Task instructions.
Please arrange the stretch of the records from the line containing "article-text: The cloud" through the line containing "article-paragraph: The cloud", both included, as a Markdown table with the columns Row and Line. Leave out blank lines and number the rows in order.
[BEGIN Supplied material]
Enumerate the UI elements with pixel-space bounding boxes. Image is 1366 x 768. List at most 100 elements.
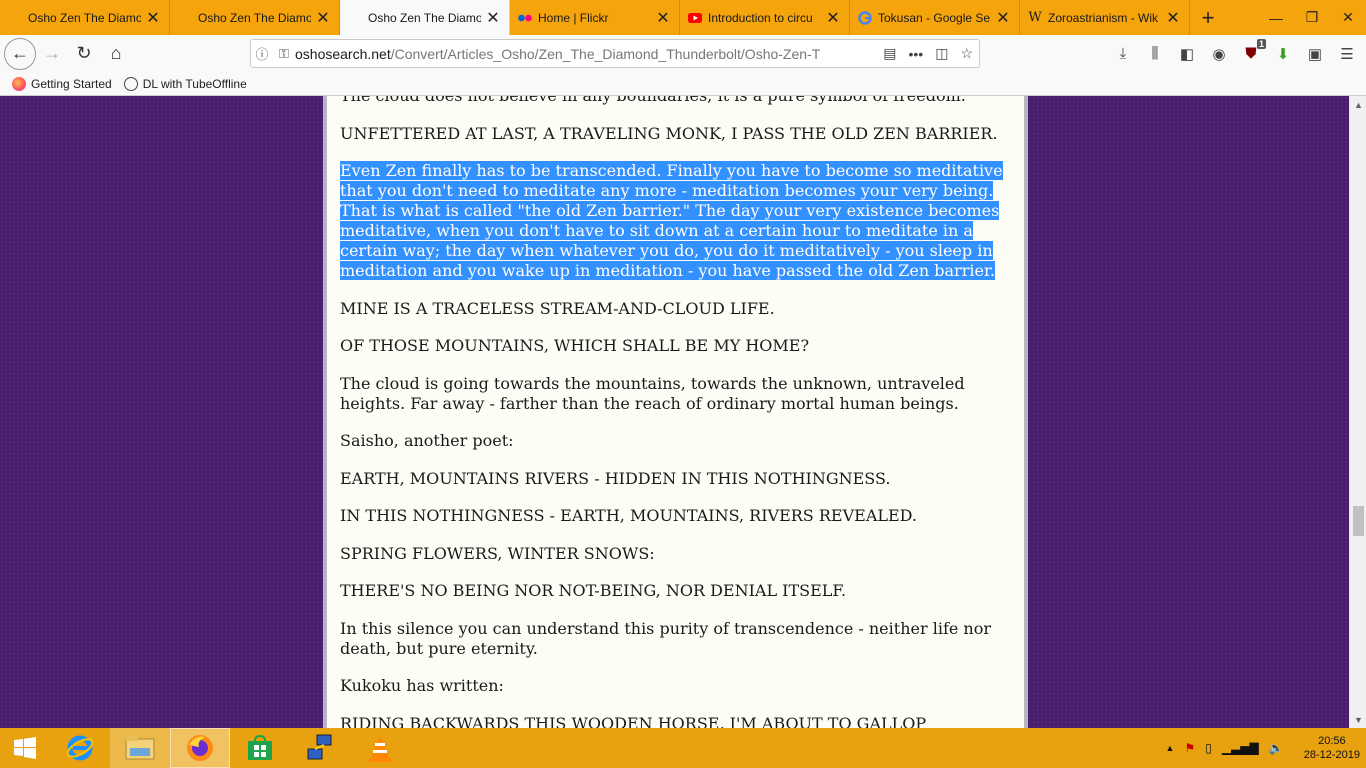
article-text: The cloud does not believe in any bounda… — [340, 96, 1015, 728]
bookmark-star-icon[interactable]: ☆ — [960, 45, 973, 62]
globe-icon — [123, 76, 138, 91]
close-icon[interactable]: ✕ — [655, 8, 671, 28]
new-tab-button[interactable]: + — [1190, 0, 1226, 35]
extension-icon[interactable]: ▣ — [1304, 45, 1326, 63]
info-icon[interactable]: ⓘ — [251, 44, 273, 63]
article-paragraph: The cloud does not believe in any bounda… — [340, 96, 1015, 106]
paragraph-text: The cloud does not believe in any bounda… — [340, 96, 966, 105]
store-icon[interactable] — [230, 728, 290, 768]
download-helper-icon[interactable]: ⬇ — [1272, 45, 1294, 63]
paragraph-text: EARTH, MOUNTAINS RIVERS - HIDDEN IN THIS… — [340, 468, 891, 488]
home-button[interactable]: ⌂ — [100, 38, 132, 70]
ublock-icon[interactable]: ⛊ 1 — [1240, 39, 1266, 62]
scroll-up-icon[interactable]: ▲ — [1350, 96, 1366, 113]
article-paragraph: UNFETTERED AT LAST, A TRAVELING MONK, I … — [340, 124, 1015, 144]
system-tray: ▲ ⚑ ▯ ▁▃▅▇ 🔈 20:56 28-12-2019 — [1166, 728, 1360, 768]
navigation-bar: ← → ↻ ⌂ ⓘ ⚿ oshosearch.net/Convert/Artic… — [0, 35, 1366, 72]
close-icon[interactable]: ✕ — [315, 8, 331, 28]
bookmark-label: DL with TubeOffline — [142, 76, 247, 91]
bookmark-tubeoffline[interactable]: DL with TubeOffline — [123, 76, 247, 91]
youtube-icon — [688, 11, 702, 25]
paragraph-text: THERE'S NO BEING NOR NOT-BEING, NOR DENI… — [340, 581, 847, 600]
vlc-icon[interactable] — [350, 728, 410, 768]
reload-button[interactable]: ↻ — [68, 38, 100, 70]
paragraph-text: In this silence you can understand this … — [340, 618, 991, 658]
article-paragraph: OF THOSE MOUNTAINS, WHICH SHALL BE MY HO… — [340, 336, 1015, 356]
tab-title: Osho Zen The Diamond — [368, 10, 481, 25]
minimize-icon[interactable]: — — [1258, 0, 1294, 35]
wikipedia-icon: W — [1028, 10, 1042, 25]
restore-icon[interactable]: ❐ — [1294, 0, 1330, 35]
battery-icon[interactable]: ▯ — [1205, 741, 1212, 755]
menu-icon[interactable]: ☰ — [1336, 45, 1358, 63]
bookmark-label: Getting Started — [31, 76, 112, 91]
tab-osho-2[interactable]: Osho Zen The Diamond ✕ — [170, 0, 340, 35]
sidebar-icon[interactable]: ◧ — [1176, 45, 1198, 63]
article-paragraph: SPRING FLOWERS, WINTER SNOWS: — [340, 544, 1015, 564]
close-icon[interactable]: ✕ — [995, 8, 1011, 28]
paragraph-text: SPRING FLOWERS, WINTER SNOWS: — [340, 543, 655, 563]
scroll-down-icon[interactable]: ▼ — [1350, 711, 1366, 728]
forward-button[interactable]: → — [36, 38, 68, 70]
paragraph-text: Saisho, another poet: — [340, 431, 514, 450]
[END Supplied material]
Solution to the problem.
| Row | Line |
|---|---|
| 1 | article-text: The cloud does not believe in any bounda… — [340, 96, 1015, 728] |
| 2 | bookmark-star-icon[interactable]: ☆ — [960, 45, 973, 62] |
| 3 | globe-icon — [123, 76, 138, 91] |
| 4 | close-icon[interactable]: ✕ — [655, 8, 671, 28] |
| 5 | new-tab-button[interactable]: + — [1190, 0, 1226, 35] |
| 6 | extension-icon[interactable]: ▣ — [1304, 45, 1326, 63] |
| 7 | info-icon[interactable]: ⓘ — [251, 44, 273, 63] |
| 8 | article-paragraph: The cloud does not believe in any bounda… — [340, 96, 1015, 106] |